What you have to do ->
Pictures do not belong in the copy; quote every entry below exactly.
— Start Excerpted records —
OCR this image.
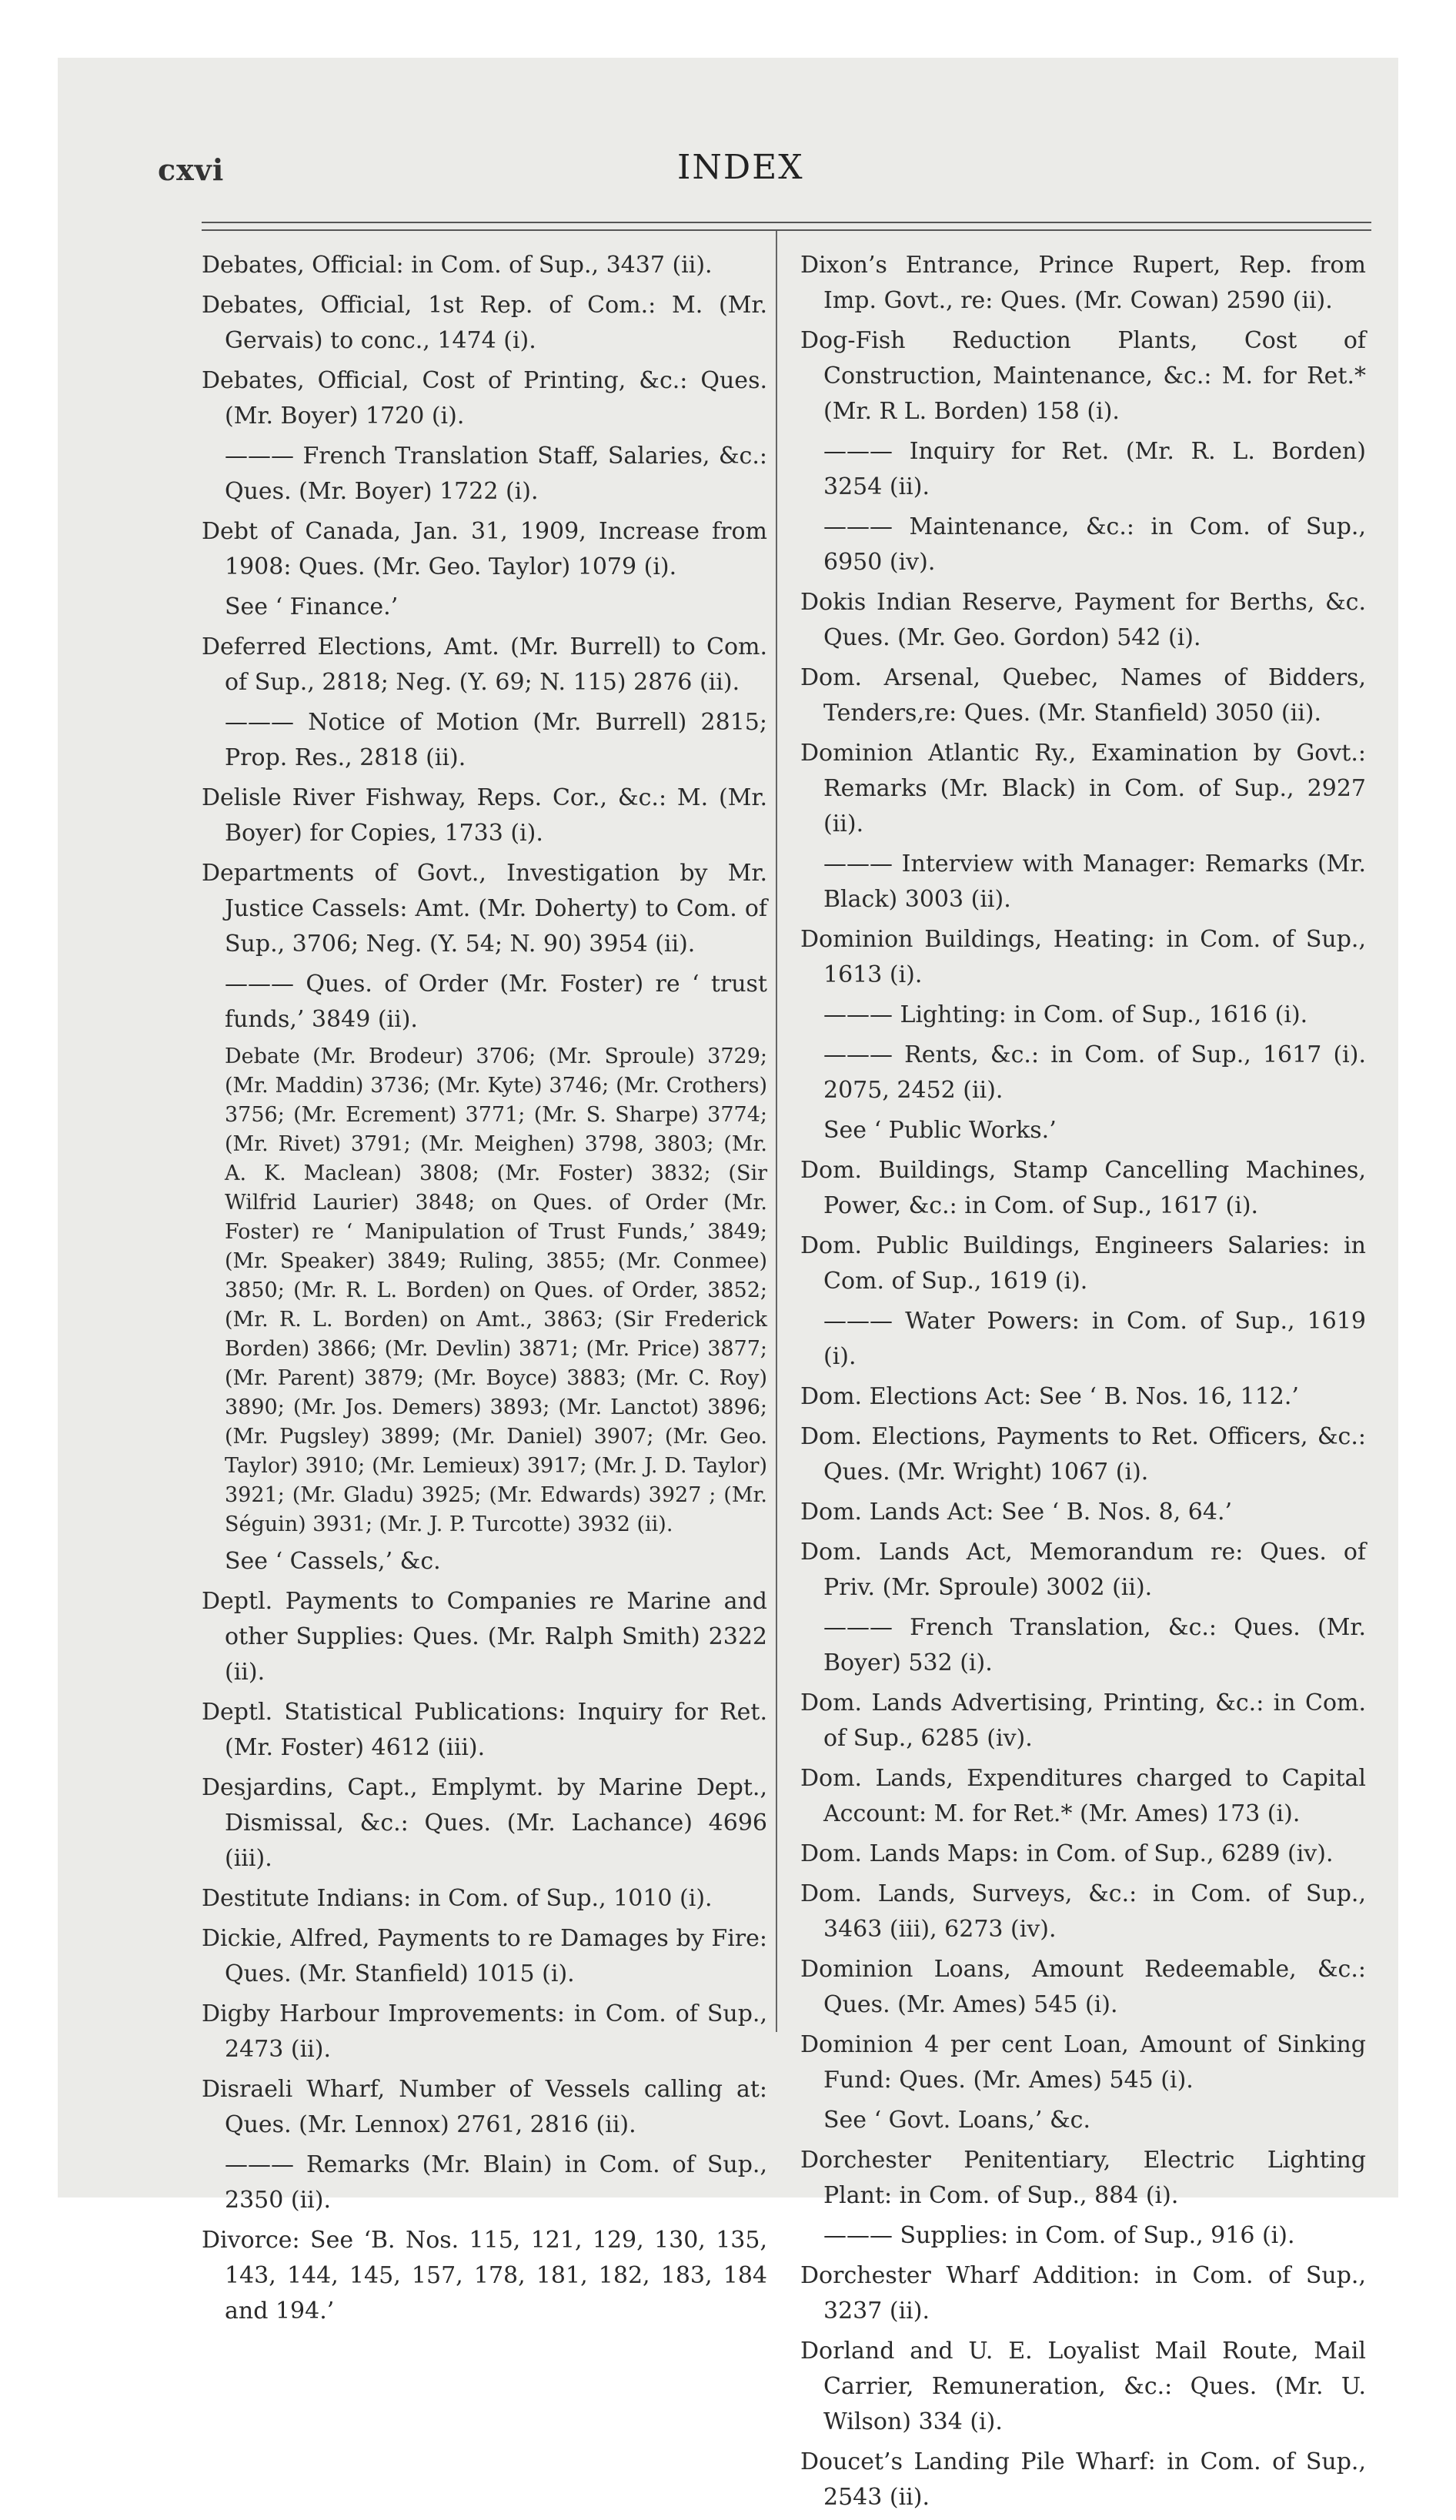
cxvi	INDEX

Debates, Official: in Com. of Sup., 3437 (ii).

Debates, Official, 1st Rep. of Com.: M. (Mr. Gervais) to conc., 1474 (i).

Debates, Official, Cost of Printing, &c.: Ques. (Mr. Boyer) 1720 (i).

——— French Translation Staff, Salaries, &c.: Ques. (Mr. Boyer) 1722 (i).

Debt of Canada, Jan. 31, 1909, Increase from 1908: Ques. (Mr. Geo. Taylor) 1079 (i).

See ‘ Finance.’

Deferred Elections, Amt. (Mr. Burrell) to Com. of Sup., 2818; Neg. (Y. 69; N. 115) 2876 (ii).

——— Notice of Motion (Mr. Burrell) 2815; Prop. Res., 2818 (ii).

Delisle River Fishway, Reps. Cor., &c.: M. (Mr. Boyer) for Copies, 1733 (i).

Departments of Govt., Investigation by Mr. Justice Cassels: Amt. (Mr. Doherty) to Com. of Sup., 3706; Neg. (Y. 54; N. 90) 3954 (ii).

——— Ques. of Order (Mr. Foster) re ‘ trust funds,’ 3849 (ii).

Debate (Mr. Brodeur) 3706; (Mr. Sproule) 3729; (Mr. Maddin) 3736; (Mr. Kyte) 3746; (Mr. Crothers) 3756; (Mr. Ecrement) 3771; (Mr. S. Sharpe) 3774; (Mr. Rivet) 3791; (Mr. Meighen) 3798, 3803; (Mr. A. K. Maclean) 3808; (Mr. Foster) 3832; (Sir Wilfrid Laurier) 3848; on Ques. of Order (Mr. Foster) re ‘ Manipulation of Trust Funds,’ 3849; (Mr. Speaker) 3849; Ruling, 3855; (Mr. Conmee) 3850; (Mr. R. L. Borden) on Ques. of Order, 3852; (Mr. R. L. Borden) on Amt., 3863; (Sir Frederick Borden) 3866; (Mr. Devlin) 3871; (Mr. Price) 3877; (Mr. Parent) 3879; (Mr. Boyce) 3883; (Mr. C. Roy) 3890; (Mr. Jos. Demers) 3893; (Mr. Lanctot) 3896; (Mr. Pugsley) 3899; (Mr. Daniel) 3907; (Mr. Geo. Taylor) 3910; (Mr. Lemieux) 3917; (Mr. J. D. Taylor) 3921; (Mr. Gladu) 3925; (Mr. Edwards) 3927 ; (Mr. Séguin) 3931; (Mr. J. P. Turcotte) 3932 (ii).

See ‘ Cassels,’ &c.

Deptl. Payments to Companies re Marine and other Supplies: Ques. (Mr. Ralph Smith) 2322 (ii).

Deptl. Statistical Publications: Inquiry for Ret. (Mr. Foster) 4612 (iii).

Desjardins, Capt., Emplymt. by Marine Dept., Dismissal, &c.: Ques. (Mr. Lachance) 4696 (iii).

Destitute Indians: in Com. of Sup., 1010 (i).

Dickie, Alfred, Payments to re Damages by Fire: Ques. (Mr. Stanfield) 1015 (i).

Digby Harbour Improvements: in Com. of Sup., 2473 (ii).

Disraeli Wharf, Number of Vessels calling at: Ques. (Mr. Lennox) 2761, 2816 (ii).

——— Remarks (Mr. Blain) in Com. of Sup., 2350 (ii).

Divorce: See ‘B. Nos. 115, 121, 129, 130, 135, 143, 144, 145, 157, 178, 181, 182, 183, 184 and 194.’

Dixon’s Entrance, Prince Rupert, Rep. from Imp. Govt., re: Ques. (Mr. Cowan) 2590 (ii).

Dog-Fish Reduction Plants, Cost of Construction, Maintenance, &c.: M. for Ret.* (Mr. R L. Borden) 158 (i).

——— Inquiry for Ret. (Mr. R. L. Borden) 3254 (ii).

——— Maintenance, &c.: in Com. of Sup., 6950 (iv).

Dokis Indian Reserve, Payment for Berths, &c. Ques. (Mr. Geo. Gordon) 542 (i).

Dom. Arsenal, Quebec, Names of Bidders, Tenders,re: Ques. (Mr. Stanfield) 3050 (ii).

Dominion Atlantic Ry., Examination by Govt.: Remarks (Mr. Black) in Com. of Sup., 2927 (ii).

——— Interview with Manager: Remarks (Mr. Black) 3003 (ii).

Dominion Buildings, Heating: in Com. of Sup., 1613 (i).

——— Lighting: in Com. of Sup., 1616 (i).

——— Rents, &c.: in Com. of Sup., 1617 (i). 2075, 2452 (ii).

See ‘ Public Works.’

Dom. Buildings, Stamp Cancelling Machines, Power, &c.: in Com. of Sup., 1617 (i).

Dom. Public Buildings, Engineers Salaries: in Com. of Sup., 1619 (i).

——— Water Powers: in Com. of Sup., 1619 (i).

Dom. Elections Act: See ‘ B. Nos. 16, 112.’

Dom. Elections, Payments to Ret. Officers, &c.: Ques. (Mr. Wright) 1067 (i).

Dom. Lands Act: See ‘ B. Nos. 8, 64.’

Dom. Lands Act, Memorandum re: Ques. of Priv. (Mr. Sproule) 3002 (ii).

——— French Translation, &c.: Ques. (Mr. Boyer) 532 (i).

Dom. Lands Advertising, Printing, &c.: in Com. of Sup., 6285 (iv).

Dom. Lands, Expenditures charged to Capital Account: M. for Ret.* (Mr. Ames) 173 (i).

Dom. Lands Maps: in Com. of Sup., 6289 (iv).

Dom. Lands, Surveys, &c.: in Com. of Sup., 3463 (iii), 6273 (iv).

Dominion Loans, Amount Redeemable, &c.: Ques. (Mr. Ames) 545 (i).

Dominion 4 per cent Loan, Amount of Sinking Fund: Ques. (Mr. Ames) 545 (i).

See ‘ Govt. Loans,’ &c.

Dorchester Penitentiary, Electric Lighting Plant: in Com. of Sup., 884 (i).

——— Supplies: in Com. of Sup., 916 (i).

Dorchester Wharf Addition: in Com. of Sup., 3237 (ii).

Dorland and U. E. Loyalist Mail Route, Mail Carrier, Remuneration, &c.: Ques. (Mr. U. Wilson) 334 (i).

Doucet’s Landing Pile Wharf: in Com. of Sup., 2543 (ii).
— End Excerpted records —
Exercise answer ->
OCR this image.
cxvi	INDEX

Debates, Official: in Com. of Sup., 3437 (ii).

Debates, Official, 1st Rep. of Com.: M. (Mr. Gervais) to conc., 1474 (i).

Debates, Official, Cost of Printing, &c.: Ques. (Mr. Boyer) 1720 (i).

——— French Translation Staff, Salaries, &c.: Ques. (Mr. Boyer) 1722 (i).

Debt of Canada, Jan. 31, 1909, Increase from 1908: Ques. (Mr. Geo. Taylor) 1079 (i).

See ‘ Finance.’

Deferred Elections, Amt. (Mr. Burrell) to Com. of Sup., 2818; Neg. (Y. 69; N. 115) 2876 (ii).

——— Notice of Motion (Mr. Burrell) 2815; Prop. Res., 2818 (ii).

Delisle River Fishway, Reps. Cor., &c.: M. (Mr. Boyer) for Copies, 1733 (i).

Departments of Govt., Investigation by Mr. Justice Cassels: Amt. (Mr. Doherty) to Com. of Sup., 3706; Neg. (Y. 54; N. 90) 3954 (ii).

——— Ques. of Order (Mr. Foster) re ‘ trust funds,’ 3849 (ii).

Debate (Mr. Brodeur) 3706; (Mr. Sproule) 3729; (Mr. Maddin) 3736; (Mr. Kyte) 3746; (Mr. Crothers) 3756; (Mr. Ecrement) 3771; (Mr. S. Sharpe) 3774; (Mr. Rivet) 3791; (Mr. Meighen) 3798, 3803; (Mr. A. K. Maclean) 3808; (Mr. Foster) 3832; (Sir Wilfrid Laurier) 3848; on Ques. of Order (Mr. Foster) re ‘ Manipulation of Trust Funds,’ 3849; (Mr. Speaker) 3849; Ruling, 3855; (Mr. Conmee) 3850; (Mr. R. L. Borden) on Ques. of Order, 3852; (Mr. R. L. Borden) on Amt., 3863; (Sir Frederick Borden) 3866; (Mr. Devlin) 3871; (Mr. Price) 3877; (Mr. Parent) 3879; (Mr. Boyce) 3883; (Mr. C. Roy) 3890; (Mr. Jos. Demers) 3893; (Mr. Lanctot) 3896; (Mr. Pugsley) 3899; (Mr. Daniel) 3907; (Mr. Geo. Taylor) 3910; (Mr. Lemieux) 3917; (Mr. J. D. Taylor) 3921; (Mr. Gladu) 3925; (Mr. Edwards) 3927 ; (Mr. Séguin) 3931; (Mr. J. P. Turcotte) 3932 (ii).

See ‘ Cassels,’ &c.

Deptl. Payments to Companies re Marine and other Supplies: Ques. (Mr. Ralph Smith) 2322 (ii).

Deptl. Statistical Publications: Inquiry for Ret. (Mr. Foster) 4612 (iii).

Desjardins, Capt., Emplymt. by Marine Dept., Dismissal, &c.: Ques. (Mr. Lachance) 4696 (iii).

Destitute Indians: in Com. of Sup., 1010 (i).

Dickie, Alfred, Payments to re Damages by Fire: Ques. (Mr. Stanfield) 1015 (i).

Digby Harbour Improvements: in Com. of Sup., 2473 (ii).

Disraeli Wharf, Number of Vessels calling at: Ques. (Mr. Lennox) 2761, 2816 (ii).

——— Remarks (Mr. Blain) in Com. of Sup., 2350 (ii).

Divorce: See ‘B. Nos. 115, 121, 129, 130, 135, 143, 144, 145, 157, 178, 181, 182, 183, 184 and 194.’

Dixon’s Entrance, Prince Rupert, Rep. from Imp. Govt., re: Ques. (Mr. Cowan) 2590 (ii).

Dog-Fish Reduction Plants, Cost of Construction, Maintenance, &c.: M. for Ret.* (Mr. R L. Borden) 158 (i).

——— Inquiry for Ret. (Mr. R. L. Borden) 3254 (ii).

——— Maintenance, &c.: in Com. of Sup., 6950 (iv).

Dokis Indian Reserve, Payment for Berths, &c. Ques. (Mr. Geo. Gordon) 542 (i).

Dom. Arsenal, Quebec, Names of Bidders, Tenders,re: Ques. (Mr. Stanfield) 3050 (ii).

Dominion Atlantic Ry., Examination by Govt.: Remarks (Mr. Black) in Com. of Sup., 2927 (ii).

——— Interview with Manager: Remarks (Mr. Black) 3003 (ii).

Dominion Buildings, Heating: in Com. of Sup., 1613 (i).

——— Lighting: in Com. of Sup., 1616 (i).

——— Rents, &c.: in Com. of Sup., 1617 (i). 2075, 2452 (ii).

See ‘ Public Works.’

Dom. Buildings, Stamp Cancelling Machines, Power, &c.: in Com. of Sup., 1617 (i).

Dom. Public Buildings, Engineers Salaries: in Com. of Sup., 1619 (i).

——— Water Powers: in Com. of Sup., 1619 (i).

Dom. Elections Act: See ‘ B. Nos. 16, 112.’

Dom. Elections, Payments to Ret. Officers, &c.: Ques. (Mr. Wright) 1067 (i).

Dom. Lands Act: See ‘ B. Nos. 8, 64.’

Dom. Lands Act, Memorandum re: Ques. of Priv. (Mr. Sproule) 3002 (ii).

——— French Translation, &c.: Ques. (Mr. Boyer) 532 (i).

Dom. Lands Advertising, Printing, &c.: in Com. of Sup., 6285 (iv).

Dom. Lands, Expenditures charged to Capital Account: M. for Ret.* (Mr. Ames) 173 (i).

Dom. Lands Maps: in Com. of Sup., 6289 (iv).

Dom. Lands, Surveys, &c.: in Com. of Sup., 3463 (iii), 6273 (iv).

Dominion Loans, Amount Redeemable, &c.: Ques. (Mr. Ames) 545 (i).

Dominion 4 per cent Loan, Amount of Sinking Fund: Ques. (Mr. Ames) 545 (i).

See ‘ Govt. Loans,’ &c.

Dorchester Penitentiary, Electric Lighting Plant: in Com. of Sup., 884 (i).

——— Supplies: in Com. of Sup., 916 (i).

Dorchester Wharf Addition: in Com. of Sup., 3237 (ii).

Dorland and U. E. Loyalist Mail Route, Mail Carrier, Remuneration, &c.: Ques. (Mr. U. Wilson) 334 (i).

Doucet’s Landing Pile Wharf: in Com. of Sup., 2543 (ii).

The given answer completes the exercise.